## Da fare
Ricopia identiche le righe dell'elenco seguente, dalla riga che contiene "toolbar-button[interactable]: Toggle load" fino alla riga che contiene "table-cell-text: AnDE xyxy=(14,109,40,120)", entrambe incluse.

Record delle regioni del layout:
■ ■ ■

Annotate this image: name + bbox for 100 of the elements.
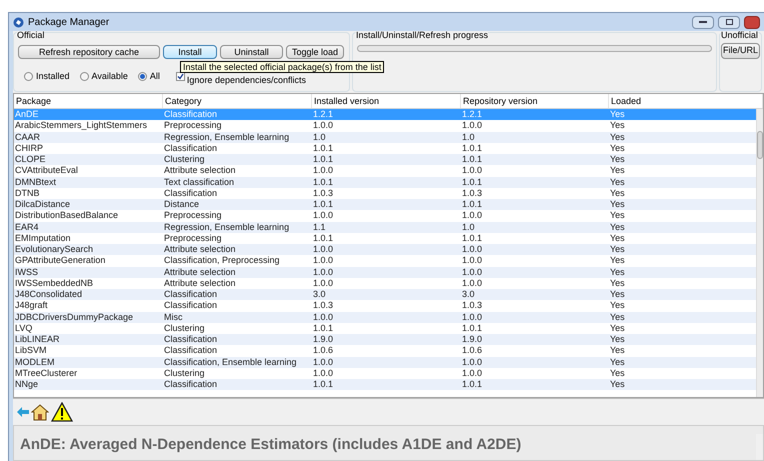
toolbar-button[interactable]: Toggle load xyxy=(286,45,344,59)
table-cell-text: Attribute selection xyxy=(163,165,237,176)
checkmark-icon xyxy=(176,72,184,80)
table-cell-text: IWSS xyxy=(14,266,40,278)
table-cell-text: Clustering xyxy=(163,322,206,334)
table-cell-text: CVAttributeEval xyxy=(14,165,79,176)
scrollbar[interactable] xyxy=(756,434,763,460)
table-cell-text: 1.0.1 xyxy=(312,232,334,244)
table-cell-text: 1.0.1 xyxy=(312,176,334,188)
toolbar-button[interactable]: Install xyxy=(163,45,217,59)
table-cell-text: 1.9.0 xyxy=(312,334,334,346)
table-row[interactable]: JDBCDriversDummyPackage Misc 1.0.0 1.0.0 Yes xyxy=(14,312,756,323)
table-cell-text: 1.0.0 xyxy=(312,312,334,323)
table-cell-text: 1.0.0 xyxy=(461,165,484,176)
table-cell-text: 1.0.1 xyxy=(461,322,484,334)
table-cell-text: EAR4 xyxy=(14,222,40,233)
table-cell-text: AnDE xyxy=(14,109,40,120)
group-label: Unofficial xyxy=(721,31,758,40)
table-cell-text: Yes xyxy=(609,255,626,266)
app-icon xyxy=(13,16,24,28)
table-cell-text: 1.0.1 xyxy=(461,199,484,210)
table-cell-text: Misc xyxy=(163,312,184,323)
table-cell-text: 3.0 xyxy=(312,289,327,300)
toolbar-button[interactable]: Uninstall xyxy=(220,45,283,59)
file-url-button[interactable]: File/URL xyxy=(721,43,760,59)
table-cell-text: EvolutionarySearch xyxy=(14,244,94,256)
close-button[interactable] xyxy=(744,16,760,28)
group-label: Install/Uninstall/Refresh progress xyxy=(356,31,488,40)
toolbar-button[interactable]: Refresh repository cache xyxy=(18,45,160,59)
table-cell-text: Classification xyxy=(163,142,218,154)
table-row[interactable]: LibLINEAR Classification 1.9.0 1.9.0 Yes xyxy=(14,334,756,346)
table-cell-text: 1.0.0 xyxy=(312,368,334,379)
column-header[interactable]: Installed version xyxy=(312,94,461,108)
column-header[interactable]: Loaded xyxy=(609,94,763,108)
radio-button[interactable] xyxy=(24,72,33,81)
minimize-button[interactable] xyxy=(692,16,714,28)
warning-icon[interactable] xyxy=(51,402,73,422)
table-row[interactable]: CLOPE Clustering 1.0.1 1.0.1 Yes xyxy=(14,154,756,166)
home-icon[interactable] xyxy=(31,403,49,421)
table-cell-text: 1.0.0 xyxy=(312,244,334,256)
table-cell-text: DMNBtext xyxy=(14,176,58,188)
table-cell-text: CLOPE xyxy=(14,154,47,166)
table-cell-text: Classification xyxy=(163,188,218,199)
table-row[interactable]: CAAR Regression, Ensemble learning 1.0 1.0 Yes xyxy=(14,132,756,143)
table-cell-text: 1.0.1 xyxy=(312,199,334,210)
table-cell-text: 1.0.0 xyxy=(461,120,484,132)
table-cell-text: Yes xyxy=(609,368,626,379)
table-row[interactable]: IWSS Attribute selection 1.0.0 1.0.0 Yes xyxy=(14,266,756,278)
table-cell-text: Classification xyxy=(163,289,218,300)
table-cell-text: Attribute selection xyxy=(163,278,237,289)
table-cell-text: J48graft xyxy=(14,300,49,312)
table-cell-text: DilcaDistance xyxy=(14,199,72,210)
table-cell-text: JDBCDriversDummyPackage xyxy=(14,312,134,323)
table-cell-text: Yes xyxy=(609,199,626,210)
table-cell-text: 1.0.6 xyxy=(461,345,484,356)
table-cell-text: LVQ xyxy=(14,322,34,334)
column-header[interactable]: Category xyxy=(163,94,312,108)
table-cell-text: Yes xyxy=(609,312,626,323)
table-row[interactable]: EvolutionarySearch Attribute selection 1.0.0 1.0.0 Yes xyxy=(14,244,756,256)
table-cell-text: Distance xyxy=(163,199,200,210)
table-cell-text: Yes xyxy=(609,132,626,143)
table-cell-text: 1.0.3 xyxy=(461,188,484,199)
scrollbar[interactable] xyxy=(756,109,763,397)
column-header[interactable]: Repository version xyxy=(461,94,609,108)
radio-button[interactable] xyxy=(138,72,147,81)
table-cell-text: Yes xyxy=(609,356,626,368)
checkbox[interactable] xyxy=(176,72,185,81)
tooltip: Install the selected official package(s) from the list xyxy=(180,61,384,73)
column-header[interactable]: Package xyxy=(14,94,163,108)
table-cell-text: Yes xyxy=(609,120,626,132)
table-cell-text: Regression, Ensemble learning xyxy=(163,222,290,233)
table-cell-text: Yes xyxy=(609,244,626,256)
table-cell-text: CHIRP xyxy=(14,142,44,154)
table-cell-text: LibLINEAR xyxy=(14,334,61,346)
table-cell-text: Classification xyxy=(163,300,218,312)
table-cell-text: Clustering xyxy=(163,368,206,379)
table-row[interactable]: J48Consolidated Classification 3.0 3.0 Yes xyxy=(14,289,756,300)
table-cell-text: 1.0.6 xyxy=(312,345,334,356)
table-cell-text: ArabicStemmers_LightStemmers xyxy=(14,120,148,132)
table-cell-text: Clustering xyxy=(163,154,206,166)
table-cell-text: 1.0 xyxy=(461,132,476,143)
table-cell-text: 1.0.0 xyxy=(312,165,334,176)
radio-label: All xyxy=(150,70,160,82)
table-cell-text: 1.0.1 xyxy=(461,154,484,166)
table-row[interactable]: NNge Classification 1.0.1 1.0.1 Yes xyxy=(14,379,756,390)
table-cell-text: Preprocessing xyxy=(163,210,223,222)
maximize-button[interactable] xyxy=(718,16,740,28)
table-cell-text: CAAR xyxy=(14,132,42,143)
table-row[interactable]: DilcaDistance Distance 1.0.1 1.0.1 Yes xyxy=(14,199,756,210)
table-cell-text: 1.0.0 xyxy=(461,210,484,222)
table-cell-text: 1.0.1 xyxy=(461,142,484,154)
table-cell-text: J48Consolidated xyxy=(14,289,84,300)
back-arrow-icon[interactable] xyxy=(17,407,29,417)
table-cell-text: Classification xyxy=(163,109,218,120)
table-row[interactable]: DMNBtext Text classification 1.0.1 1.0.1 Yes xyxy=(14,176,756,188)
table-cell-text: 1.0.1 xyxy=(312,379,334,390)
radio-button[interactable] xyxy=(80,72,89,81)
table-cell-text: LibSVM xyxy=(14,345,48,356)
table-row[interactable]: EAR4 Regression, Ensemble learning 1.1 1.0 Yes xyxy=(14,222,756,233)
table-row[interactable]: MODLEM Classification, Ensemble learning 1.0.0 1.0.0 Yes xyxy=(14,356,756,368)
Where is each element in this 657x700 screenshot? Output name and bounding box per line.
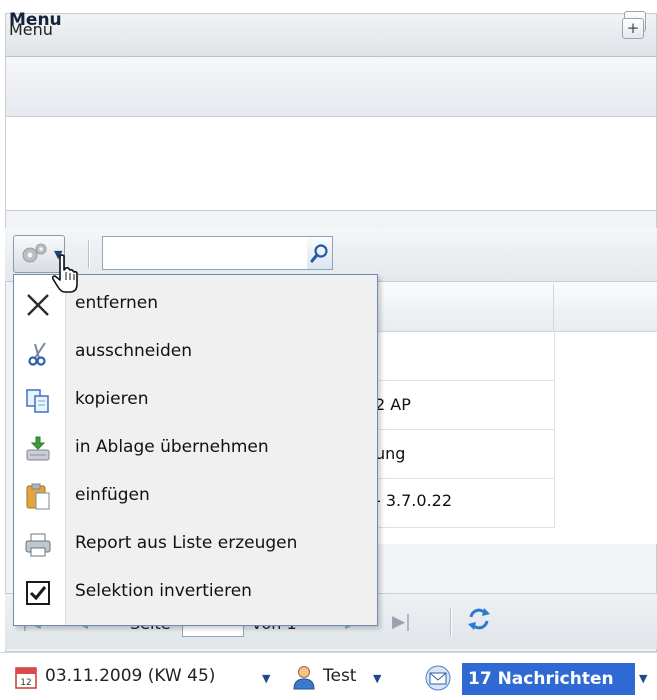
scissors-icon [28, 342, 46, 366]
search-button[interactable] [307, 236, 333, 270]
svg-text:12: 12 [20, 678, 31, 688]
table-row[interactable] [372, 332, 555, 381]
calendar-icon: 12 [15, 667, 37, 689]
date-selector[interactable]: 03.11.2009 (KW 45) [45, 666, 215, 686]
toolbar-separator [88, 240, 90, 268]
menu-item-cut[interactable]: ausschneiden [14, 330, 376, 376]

■ ■ ■

## Soluzione
toolbar-button[interactable]: Toggle load xyxy=(286,45,344,59)
table-cell-text: Attribute selection xyxy=(163,165,237,176)
checkmark-icon xyxy=(176,72,184,80)
table-cell-text: IWSS xyxy=(14,266,40,278)
table-cell-text: Clustering xyxy=(163,322,206,334)
table-cell-text: CVAttributeEval xyxy=(14,165,79,176)
scrollbar[interactable] xyxy=(756,434,763,460)
table-cell-text: 1.0.1 xyxy=(312,232,334,244)
table-cell-text: 1.0.1 xyxy=(312,176,334,188)
toolbar-button[interactable]: Install xyxy=(163,45,217,59)
table-cell-text: 1.9.0 xyxy=(312,334,334,346)
table-row[interactable]: JDBCDriversDummyPackage Misc 1.0.0 1.0.0 Yes xyxy=(14,312,756,323)
table-cell-text: 1.0.0 xyxy=(312,312,334,323)
table-cell-text: 1.0.0 xyxy=(461,165,484,176)
table-cell-text: 1.0.1 xyxy=(461,322,484,334)
table-cell-text: EAR4 xyxy=(14,222,40,233)
table-cell-text: AnDE xyxy=(14,109,40,120)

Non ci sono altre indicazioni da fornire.